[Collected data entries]
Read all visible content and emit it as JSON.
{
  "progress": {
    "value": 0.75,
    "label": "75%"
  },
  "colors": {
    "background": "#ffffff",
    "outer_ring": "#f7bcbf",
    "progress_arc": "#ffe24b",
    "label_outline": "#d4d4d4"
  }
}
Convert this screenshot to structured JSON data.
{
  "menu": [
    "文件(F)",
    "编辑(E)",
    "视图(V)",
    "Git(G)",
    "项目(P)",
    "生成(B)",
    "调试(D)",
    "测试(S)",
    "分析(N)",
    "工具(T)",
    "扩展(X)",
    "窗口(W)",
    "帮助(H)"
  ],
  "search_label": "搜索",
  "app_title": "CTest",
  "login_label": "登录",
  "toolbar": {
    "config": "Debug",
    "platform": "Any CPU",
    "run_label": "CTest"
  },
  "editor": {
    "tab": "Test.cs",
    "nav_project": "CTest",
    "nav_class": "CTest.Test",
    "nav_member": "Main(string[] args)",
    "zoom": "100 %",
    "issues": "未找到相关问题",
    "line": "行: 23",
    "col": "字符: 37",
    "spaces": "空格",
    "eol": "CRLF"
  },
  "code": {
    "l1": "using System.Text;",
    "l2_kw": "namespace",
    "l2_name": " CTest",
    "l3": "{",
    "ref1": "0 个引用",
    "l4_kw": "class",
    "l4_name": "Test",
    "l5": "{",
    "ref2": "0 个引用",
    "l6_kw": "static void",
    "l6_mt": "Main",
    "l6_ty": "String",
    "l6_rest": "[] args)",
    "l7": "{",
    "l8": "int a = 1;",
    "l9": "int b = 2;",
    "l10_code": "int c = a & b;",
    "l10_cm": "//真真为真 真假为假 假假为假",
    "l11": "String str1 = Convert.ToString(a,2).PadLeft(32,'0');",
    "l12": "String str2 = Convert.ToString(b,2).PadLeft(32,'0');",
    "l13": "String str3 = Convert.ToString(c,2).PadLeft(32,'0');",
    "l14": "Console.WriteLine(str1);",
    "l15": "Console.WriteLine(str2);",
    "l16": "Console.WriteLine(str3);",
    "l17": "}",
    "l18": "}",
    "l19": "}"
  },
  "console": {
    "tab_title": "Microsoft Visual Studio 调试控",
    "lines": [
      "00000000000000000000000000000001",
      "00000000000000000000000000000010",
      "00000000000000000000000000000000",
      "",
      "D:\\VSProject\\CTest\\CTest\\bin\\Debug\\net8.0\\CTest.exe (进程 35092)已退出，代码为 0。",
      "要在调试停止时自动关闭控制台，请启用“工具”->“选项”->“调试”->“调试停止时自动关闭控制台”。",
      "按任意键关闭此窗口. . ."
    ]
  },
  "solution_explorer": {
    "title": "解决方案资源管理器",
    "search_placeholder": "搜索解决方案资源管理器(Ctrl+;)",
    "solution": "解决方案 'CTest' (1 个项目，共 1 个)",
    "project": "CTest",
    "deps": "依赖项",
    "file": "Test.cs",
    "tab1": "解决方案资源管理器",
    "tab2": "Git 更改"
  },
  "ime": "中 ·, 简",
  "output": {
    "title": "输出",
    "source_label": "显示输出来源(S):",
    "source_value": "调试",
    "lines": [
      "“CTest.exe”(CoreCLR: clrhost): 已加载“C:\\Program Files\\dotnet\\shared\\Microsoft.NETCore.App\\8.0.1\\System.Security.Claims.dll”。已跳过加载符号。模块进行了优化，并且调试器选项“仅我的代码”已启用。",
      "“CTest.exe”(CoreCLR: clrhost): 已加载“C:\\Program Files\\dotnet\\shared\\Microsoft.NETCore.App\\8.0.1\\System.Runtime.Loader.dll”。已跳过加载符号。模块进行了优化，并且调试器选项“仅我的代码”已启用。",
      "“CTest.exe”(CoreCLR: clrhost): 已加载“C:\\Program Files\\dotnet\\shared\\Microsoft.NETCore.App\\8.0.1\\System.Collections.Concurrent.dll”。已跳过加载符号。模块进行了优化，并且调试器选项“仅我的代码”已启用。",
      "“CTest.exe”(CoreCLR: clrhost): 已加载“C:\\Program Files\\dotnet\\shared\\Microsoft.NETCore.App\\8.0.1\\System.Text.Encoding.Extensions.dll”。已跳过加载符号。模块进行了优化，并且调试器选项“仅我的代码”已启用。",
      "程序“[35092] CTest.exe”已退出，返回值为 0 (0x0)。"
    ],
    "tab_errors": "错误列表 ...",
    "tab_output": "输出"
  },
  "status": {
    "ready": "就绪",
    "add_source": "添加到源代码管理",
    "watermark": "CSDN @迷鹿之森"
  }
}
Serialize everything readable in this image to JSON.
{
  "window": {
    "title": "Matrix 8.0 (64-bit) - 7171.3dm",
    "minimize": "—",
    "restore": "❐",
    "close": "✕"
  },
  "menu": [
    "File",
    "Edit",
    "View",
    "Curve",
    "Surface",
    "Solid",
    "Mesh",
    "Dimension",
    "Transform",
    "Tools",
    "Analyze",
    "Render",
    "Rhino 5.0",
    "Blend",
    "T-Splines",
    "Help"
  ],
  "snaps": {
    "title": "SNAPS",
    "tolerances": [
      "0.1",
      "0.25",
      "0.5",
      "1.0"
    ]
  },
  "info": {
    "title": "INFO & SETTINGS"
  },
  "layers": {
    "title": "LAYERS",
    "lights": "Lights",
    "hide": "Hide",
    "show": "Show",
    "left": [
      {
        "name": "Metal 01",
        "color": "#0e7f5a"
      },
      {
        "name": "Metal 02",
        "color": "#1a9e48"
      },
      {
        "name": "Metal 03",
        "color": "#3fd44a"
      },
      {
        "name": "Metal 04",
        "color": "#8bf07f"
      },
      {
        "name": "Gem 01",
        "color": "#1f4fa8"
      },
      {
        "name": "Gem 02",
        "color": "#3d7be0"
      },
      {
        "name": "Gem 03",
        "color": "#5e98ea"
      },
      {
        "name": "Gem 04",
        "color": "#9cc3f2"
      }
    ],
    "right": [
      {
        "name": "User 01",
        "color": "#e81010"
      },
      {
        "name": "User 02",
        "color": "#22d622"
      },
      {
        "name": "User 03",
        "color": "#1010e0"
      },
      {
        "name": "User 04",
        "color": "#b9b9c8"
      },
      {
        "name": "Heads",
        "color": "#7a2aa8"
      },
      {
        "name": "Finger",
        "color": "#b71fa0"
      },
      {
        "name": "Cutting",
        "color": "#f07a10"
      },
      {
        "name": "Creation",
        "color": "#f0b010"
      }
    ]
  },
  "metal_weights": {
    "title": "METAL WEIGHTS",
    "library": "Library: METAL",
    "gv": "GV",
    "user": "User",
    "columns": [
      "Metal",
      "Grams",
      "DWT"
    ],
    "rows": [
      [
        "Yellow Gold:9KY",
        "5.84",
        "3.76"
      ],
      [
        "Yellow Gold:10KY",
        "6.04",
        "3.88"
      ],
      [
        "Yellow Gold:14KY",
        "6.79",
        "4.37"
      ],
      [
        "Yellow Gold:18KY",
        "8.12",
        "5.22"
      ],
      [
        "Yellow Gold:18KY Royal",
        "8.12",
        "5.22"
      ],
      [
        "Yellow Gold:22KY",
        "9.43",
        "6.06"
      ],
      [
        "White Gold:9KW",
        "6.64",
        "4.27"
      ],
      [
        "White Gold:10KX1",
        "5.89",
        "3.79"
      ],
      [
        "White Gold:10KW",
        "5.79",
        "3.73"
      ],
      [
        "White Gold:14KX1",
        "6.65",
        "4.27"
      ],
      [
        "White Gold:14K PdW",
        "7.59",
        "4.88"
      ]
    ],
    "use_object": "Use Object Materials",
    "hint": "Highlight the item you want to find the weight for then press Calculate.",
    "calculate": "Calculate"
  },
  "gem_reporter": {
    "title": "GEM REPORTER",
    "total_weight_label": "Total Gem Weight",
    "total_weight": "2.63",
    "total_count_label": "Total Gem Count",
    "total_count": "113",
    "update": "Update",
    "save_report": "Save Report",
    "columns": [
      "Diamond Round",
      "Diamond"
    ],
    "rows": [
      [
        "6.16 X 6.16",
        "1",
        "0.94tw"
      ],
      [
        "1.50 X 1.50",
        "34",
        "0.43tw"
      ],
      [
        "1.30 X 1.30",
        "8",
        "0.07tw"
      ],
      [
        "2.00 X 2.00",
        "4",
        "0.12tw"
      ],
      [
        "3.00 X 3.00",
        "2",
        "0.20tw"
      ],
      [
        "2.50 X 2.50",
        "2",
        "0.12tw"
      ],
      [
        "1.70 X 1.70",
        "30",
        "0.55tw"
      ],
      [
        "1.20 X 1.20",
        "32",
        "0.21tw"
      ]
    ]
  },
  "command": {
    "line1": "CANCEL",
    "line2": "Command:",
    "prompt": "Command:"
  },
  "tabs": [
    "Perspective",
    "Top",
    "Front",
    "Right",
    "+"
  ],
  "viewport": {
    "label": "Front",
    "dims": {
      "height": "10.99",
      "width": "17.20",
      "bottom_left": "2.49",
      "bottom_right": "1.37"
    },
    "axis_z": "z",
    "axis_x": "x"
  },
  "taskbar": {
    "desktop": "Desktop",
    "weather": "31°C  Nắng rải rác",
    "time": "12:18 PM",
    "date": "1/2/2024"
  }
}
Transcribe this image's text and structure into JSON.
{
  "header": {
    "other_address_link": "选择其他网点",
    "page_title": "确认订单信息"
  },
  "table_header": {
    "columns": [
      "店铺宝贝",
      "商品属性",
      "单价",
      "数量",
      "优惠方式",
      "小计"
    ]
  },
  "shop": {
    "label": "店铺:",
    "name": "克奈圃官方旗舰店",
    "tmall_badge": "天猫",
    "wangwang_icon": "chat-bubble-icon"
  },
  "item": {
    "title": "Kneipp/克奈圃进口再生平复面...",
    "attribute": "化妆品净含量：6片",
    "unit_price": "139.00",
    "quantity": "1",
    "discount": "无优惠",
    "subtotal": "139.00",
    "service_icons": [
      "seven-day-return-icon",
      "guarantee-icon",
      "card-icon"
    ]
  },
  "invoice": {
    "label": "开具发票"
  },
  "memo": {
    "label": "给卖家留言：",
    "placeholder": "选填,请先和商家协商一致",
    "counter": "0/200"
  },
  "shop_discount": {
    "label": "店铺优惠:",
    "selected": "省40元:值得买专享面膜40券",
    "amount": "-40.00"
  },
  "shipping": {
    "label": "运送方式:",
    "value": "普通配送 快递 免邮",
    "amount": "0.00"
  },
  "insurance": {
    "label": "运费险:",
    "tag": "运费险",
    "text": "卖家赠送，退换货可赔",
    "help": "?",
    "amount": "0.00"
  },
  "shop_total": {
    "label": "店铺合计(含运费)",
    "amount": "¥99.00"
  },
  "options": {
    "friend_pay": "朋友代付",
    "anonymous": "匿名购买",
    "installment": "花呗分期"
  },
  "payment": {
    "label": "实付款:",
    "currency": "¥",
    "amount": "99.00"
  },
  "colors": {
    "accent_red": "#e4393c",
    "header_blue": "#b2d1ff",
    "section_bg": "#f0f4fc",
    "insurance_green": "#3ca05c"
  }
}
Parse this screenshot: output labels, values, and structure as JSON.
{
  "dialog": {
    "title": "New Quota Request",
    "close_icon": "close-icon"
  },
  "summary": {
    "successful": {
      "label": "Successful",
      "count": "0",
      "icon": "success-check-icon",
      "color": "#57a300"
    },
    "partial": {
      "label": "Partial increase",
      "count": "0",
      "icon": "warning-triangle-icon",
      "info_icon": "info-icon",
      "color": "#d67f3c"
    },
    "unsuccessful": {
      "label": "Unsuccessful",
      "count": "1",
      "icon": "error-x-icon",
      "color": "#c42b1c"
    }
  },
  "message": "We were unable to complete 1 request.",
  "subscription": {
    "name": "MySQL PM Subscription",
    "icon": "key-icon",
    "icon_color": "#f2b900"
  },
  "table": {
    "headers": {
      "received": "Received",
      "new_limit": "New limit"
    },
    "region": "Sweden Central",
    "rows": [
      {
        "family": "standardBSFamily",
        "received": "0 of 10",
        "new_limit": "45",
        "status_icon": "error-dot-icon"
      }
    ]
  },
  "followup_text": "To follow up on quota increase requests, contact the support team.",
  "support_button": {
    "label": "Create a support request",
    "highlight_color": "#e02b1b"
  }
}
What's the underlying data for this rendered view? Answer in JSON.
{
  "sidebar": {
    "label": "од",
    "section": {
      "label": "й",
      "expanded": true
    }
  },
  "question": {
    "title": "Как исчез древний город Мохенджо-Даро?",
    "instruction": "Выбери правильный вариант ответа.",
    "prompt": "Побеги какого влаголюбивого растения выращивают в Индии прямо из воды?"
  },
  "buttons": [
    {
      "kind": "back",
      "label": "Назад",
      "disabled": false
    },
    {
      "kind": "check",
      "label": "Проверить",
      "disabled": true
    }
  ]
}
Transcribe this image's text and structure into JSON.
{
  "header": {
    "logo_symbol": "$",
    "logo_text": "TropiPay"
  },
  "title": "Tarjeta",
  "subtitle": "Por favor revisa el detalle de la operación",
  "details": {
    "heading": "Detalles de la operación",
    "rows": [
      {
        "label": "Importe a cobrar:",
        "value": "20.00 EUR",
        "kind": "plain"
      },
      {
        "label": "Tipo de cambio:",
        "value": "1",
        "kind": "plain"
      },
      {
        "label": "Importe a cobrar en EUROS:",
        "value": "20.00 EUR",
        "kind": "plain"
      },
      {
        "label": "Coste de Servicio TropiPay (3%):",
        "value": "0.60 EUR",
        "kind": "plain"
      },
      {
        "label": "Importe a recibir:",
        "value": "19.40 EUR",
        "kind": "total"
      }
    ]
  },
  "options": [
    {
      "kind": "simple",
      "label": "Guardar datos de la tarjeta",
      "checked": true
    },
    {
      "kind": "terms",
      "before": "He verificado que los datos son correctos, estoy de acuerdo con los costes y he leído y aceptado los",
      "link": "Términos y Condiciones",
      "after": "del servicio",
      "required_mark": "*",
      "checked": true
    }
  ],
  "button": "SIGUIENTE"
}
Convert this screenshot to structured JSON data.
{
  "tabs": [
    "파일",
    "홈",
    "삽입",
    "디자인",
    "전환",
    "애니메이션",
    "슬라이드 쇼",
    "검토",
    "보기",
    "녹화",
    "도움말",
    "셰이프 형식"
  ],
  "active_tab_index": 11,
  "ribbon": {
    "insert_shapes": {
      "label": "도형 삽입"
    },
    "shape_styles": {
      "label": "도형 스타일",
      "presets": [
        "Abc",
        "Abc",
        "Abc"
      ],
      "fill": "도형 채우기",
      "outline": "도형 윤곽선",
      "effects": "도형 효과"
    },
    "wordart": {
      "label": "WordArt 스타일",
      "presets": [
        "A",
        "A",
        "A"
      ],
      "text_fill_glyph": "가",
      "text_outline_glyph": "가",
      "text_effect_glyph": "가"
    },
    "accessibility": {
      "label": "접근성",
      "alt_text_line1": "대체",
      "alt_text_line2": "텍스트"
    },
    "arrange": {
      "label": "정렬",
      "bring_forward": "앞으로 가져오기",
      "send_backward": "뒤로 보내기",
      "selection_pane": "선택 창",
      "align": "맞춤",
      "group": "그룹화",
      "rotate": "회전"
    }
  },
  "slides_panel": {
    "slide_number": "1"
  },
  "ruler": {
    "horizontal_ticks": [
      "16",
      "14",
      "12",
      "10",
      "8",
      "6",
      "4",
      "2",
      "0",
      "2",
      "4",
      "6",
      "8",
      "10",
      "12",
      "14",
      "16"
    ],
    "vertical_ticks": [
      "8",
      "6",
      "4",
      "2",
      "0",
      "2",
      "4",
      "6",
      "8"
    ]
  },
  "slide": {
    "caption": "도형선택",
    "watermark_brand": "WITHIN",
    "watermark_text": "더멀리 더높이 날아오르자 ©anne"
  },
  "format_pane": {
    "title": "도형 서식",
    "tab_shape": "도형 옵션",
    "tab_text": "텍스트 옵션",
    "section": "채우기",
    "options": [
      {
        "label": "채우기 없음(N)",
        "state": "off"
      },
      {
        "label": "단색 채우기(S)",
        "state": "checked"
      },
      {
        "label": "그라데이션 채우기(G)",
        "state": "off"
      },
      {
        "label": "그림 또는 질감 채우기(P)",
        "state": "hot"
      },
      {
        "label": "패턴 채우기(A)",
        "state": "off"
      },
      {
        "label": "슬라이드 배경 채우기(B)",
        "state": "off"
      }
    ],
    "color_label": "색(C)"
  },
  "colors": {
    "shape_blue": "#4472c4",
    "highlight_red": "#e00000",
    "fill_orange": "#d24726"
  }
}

### Set exercise
Using the listing above, return all lines where the word "Program" occurs.

### Task answer
      "“CTest.exe”(CoreCLR: clrhost): 已加载“C:\\Program Files\\dotnet\\shared\\Microsoft.NETCore.App\\8.0.1\\System.Security.Claims.dll”。已跳过加载符号。模块进行了优化，并且调试器选项“仅我的代码”已启用。",
      "“CTest.exe”(CoreCLR: clrhost): 已加载“C:\\Program Files\\dotnet\\shared\\Microsoft.NETCore.App\\8.0.1\\System.Runtime.Loader.dll”。已跳过加载符号。模块进行了优化，并且调试器选项“仅我的代码”已启用。",
      "“CTest.exe”(CoreCLR: clrhost): 已加载“C:\\Program Files\\dotnet\\shared\\Microsoft.NETCore.App\\8.0.1\\System.Collections.Concurrent.dll”。已跳过加载符号。模块进行了优化，并且调试器选项“仅我的代码”已启用。",
      "“CTest.exe”(CoreCLR: clrhost): 已加载“C:\\Program Files\\dotnet\\shared\\Microsoft.NETCore.App\\8.0.1\\System.Text.Encoding.Extensions.dll”。已跳过加载符号。模块进行了优化，并且调试器选项“仅我的代码”已启用。",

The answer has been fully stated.